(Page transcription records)

^^^^^^^^

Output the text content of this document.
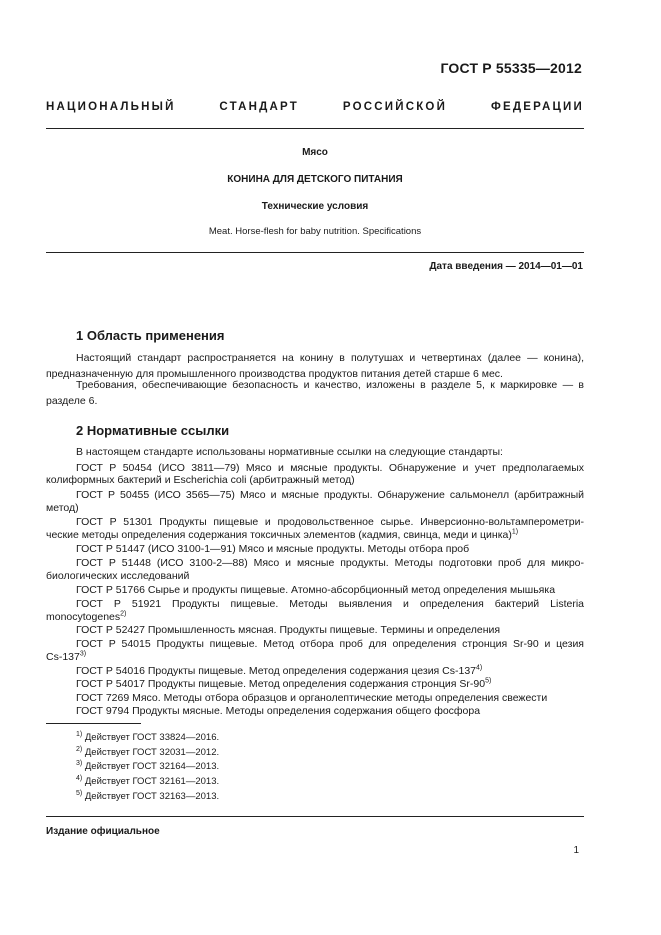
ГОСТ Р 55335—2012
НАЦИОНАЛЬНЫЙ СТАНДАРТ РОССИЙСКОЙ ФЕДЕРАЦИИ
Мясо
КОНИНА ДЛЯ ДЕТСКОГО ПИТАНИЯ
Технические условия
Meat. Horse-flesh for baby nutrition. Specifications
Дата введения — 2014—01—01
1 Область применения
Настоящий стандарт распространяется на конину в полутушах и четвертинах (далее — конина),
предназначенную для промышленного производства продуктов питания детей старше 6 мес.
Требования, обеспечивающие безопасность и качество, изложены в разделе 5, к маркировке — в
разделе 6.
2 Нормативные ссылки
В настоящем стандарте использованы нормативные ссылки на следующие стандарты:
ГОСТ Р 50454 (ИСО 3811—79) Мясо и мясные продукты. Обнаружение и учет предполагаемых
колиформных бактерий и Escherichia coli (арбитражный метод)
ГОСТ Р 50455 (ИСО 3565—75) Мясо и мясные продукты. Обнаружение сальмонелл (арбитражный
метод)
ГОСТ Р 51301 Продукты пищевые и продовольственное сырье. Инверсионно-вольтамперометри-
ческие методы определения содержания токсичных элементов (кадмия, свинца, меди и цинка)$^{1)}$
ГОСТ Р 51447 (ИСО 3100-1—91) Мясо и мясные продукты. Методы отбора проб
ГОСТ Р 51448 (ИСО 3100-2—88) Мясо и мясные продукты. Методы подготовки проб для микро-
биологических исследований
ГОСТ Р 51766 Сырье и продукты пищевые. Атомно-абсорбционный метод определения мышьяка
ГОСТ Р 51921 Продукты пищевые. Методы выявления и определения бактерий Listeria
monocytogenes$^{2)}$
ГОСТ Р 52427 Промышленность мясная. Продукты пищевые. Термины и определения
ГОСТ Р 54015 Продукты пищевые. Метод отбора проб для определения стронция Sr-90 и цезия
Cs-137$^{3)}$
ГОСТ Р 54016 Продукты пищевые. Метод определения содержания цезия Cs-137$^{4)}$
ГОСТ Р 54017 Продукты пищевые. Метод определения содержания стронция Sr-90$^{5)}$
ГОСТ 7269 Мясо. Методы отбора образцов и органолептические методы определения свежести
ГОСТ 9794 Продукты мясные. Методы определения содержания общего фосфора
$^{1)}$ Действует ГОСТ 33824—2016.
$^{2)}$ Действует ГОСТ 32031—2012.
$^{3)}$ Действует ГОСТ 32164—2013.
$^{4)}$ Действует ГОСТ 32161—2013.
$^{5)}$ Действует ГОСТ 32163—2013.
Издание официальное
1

^^^^^^^^

Repeat the lines above precisely and skip every picture.

Output the text content of this document.
ГОСТ Р 55335—2012
НАЦИОНАЛЬНЫЙ СТАНДАРТ РОССИЙСКОЙ ФЕДЕРАЦИИ
Мясо
КОНИНА ДЛЯ ДЕТСКОГО ПИТАНИЯ
Технические условия
Meat. Horse-flesh for baby nutrition. Specifications
Дата введения — 2014—01—01
1 Область применения
Настоящий стандарт распространяется на конину в полутушах и четвертинах (далее — конина),
предназначенную для промышленного производства продуктов питания детей старше 6 мес.
Требования, обеспечивающие безопасность и качество, изложены в разделе 5, к маркировке — в
разделе 6.
2 Нормативные ссылки
В настоящем стандарте использованы нормативные ссылки на следующие стандарты:
ГОСТ Р 50454 (ИСО 3811—79) Мясо и мясные продукты. Обнаружение и учет предполагаемых
колиформных бактерий и Escherichia coli (арбитражный метод)
ГОСТ Р 50455 (ИСО 3565—75) Мясо и мясные продукты. Обнаружение сальмонелл (арбитражный
метод)
ГОСТ Р 51301 Продукты пищевые и продовольственное сырье. Инверсионно-вольтамперометри-
ческие методы определения содержания токсичных элементов (кадмия, свинца, меди и цинка)$^{1)}$
ГОСТ Р 51447 (ИСО 3100-1—91) Мясо и мясные продукты. Методы отбора проб
ГОСТ Р 51448 (ИСО 3100-2—88) Мясо и мясные продукты. Методы подготовки проб для микро-
биологических исследований
ГОСТ Р 51766 Сырье и продукты пищевые. Атомно-абсорбционный метод определения мышьяка
ГОСТ Р 51921 Продукты пищевые. Методы выявления и определения бактерий Listeria
monocytogenes$^{2)}$
ГОСТ Р 52427 Промышленность мясная. Продукты пищевые. Термины и определения
ГОСТ Р 54015 Продукты пищевые. Метод отбора проб для определения стронция Sr-90 и цезия
Cs-137$^{3)}$
ГОСТ Р 54016 Продукты пищевые. Метод определения содержания цезия Cs-137$^{4)}$
ГОСТ Р 54017 Продукты пищевые. Метод определения содержания стронция Sr-90$^{5)}$
ГОСТ 7269 Мясо. Методы отбора образцов и органолептические методы определения свежести
ГОСТ 9794 Продукты мясные. Методы определения содержания общего фосфора
$^{1)}$ Действует ГОСТ 33824—2016.
$^{2)}$ Действует ГОСТ 32031—2012.
$^{3)}$ Действует ГОСТ 32164—2013.
$^{4)}$ Действует ГОСТ 32161—2013.
$^{5)}$ Действует ГОСТ 32163—2013.
Издание официальное
1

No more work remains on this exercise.